EXERCISE BRIEF:
In the following material, identify every line holding the string "комиссии" and return it.

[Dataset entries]
■ ■ ■ ■ ■ ■ ■
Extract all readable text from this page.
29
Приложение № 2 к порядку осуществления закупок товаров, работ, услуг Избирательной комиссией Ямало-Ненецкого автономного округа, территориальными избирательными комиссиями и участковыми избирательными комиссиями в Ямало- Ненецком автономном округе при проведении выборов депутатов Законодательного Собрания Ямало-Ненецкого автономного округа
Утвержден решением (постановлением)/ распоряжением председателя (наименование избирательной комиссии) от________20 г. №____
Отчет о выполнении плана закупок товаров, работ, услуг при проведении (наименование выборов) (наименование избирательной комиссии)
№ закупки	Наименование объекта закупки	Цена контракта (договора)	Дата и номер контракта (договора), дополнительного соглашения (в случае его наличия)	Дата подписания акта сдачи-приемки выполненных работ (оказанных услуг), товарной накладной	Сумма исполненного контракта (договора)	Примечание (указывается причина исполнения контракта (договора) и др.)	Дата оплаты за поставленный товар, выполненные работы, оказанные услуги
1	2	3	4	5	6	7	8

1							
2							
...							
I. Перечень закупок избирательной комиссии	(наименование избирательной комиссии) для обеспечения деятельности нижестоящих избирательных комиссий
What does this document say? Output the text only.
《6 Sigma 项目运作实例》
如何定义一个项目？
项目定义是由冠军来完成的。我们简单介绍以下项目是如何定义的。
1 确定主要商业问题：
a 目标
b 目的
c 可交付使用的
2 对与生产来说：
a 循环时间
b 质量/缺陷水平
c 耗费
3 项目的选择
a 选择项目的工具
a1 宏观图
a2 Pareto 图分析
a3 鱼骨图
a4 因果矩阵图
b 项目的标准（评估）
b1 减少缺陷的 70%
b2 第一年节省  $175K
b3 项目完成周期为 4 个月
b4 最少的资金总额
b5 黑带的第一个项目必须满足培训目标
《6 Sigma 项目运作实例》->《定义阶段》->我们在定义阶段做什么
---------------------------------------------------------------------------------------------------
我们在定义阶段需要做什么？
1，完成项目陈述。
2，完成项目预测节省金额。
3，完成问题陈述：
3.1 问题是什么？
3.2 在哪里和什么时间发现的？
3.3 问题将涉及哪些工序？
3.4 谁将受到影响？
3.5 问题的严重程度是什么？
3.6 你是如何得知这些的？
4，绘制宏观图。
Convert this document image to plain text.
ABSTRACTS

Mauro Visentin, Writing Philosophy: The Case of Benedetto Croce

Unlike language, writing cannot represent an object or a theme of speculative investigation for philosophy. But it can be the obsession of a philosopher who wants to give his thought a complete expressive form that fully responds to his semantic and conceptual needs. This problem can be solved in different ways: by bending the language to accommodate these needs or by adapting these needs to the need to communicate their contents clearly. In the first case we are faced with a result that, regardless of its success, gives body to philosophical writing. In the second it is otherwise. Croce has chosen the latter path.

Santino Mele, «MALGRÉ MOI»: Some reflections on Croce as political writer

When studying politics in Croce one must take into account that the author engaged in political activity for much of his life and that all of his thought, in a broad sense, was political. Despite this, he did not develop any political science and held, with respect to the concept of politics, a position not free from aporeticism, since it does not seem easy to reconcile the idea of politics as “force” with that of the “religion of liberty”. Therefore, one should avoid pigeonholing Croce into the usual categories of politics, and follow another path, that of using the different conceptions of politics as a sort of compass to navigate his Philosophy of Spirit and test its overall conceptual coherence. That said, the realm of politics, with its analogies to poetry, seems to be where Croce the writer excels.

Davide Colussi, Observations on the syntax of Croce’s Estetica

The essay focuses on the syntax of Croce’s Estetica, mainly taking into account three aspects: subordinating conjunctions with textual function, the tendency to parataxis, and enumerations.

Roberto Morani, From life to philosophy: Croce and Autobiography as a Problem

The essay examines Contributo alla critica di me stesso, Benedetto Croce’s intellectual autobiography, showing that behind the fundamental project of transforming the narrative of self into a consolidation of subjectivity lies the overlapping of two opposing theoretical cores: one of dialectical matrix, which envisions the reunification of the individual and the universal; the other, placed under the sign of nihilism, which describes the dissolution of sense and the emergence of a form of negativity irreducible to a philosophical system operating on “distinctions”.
■ ■ ■ ■ ■ ■ ■
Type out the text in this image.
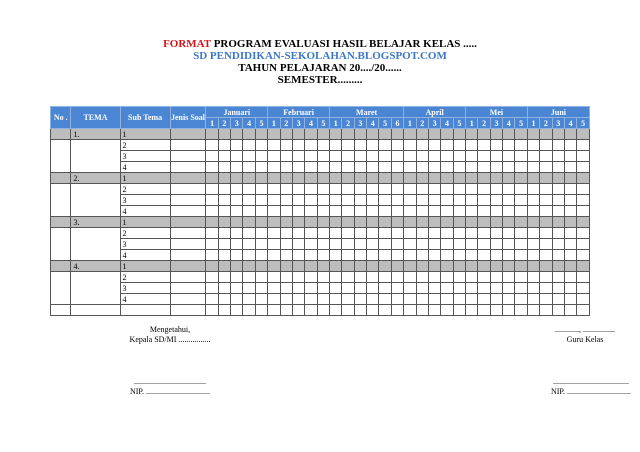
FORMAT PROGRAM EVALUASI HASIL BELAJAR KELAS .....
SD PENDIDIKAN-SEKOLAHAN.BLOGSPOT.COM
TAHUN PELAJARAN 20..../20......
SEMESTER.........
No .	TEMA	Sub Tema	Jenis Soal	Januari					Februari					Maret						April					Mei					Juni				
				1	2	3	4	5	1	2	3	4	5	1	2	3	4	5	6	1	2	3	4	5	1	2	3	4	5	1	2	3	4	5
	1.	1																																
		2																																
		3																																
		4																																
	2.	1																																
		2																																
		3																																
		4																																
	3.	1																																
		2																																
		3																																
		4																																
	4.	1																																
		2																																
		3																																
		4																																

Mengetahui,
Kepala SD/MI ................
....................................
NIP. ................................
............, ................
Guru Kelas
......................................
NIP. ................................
■ ■ ■ ■ ■ ■ ■
ANSWER IN FULL:
Утвержден решением (постановлением)/ распоряжением председателя (наименование избирательной комиссии) от________20 г. №____
Отчет о выполнении плана закупок товаров, работ, услуг при проведении (наименование выборов) (наименование избирательной комиссии)
I. Перечень закупок избирательной комиссии	(наименование избирательной комиссии) для обеспечения деятельности нижестоящих избирательных комиссий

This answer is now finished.